DATA LISTING ▸
* * * *
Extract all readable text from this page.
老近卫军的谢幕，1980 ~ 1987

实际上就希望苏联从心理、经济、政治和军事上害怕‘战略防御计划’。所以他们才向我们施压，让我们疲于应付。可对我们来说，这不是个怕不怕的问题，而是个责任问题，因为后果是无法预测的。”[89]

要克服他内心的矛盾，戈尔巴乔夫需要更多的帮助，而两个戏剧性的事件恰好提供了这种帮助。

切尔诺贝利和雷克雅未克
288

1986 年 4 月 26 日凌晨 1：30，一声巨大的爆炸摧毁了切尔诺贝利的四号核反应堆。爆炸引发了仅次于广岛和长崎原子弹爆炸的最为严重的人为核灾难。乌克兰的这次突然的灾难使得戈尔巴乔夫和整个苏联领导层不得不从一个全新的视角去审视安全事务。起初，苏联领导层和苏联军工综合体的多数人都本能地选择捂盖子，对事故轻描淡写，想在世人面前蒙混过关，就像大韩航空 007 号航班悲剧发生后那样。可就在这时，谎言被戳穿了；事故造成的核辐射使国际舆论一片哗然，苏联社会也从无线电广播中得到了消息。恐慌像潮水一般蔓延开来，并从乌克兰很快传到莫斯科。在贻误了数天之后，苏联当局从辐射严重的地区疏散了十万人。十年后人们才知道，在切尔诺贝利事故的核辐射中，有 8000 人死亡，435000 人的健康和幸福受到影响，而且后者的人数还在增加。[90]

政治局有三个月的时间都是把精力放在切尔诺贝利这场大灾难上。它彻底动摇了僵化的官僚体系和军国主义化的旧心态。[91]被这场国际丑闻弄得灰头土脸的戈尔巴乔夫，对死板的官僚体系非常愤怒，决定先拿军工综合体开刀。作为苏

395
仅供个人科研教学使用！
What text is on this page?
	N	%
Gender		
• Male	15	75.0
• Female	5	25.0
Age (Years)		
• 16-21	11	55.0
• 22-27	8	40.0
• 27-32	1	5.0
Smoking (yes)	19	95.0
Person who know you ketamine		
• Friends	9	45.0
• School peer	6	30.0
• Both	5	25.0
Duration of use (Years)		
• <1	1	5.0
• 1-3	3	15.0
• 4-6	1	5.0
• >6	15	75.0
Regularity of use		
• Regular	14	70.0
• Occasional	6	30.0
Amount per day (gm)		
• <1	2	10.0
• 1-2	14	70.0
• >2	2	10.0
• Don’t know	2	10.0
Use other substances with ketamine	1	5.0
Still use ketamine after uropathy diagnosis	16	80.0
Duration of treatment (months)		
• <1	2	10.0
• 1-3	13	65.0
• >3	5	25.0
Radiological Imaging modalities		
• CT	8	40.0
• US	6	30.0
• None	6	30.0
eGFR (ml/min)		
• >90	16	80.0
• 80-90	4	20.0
* * * *
WRITTEN REQUEST ▸ Wherever "ketamine" shows up in a line, copy that line.

RESULT FOR THIS TASK ▸
Person who know you ketamine		
Use other substances with ketamine	1	5.0
Still use ketamine after uropathy diagnosis	16	80.0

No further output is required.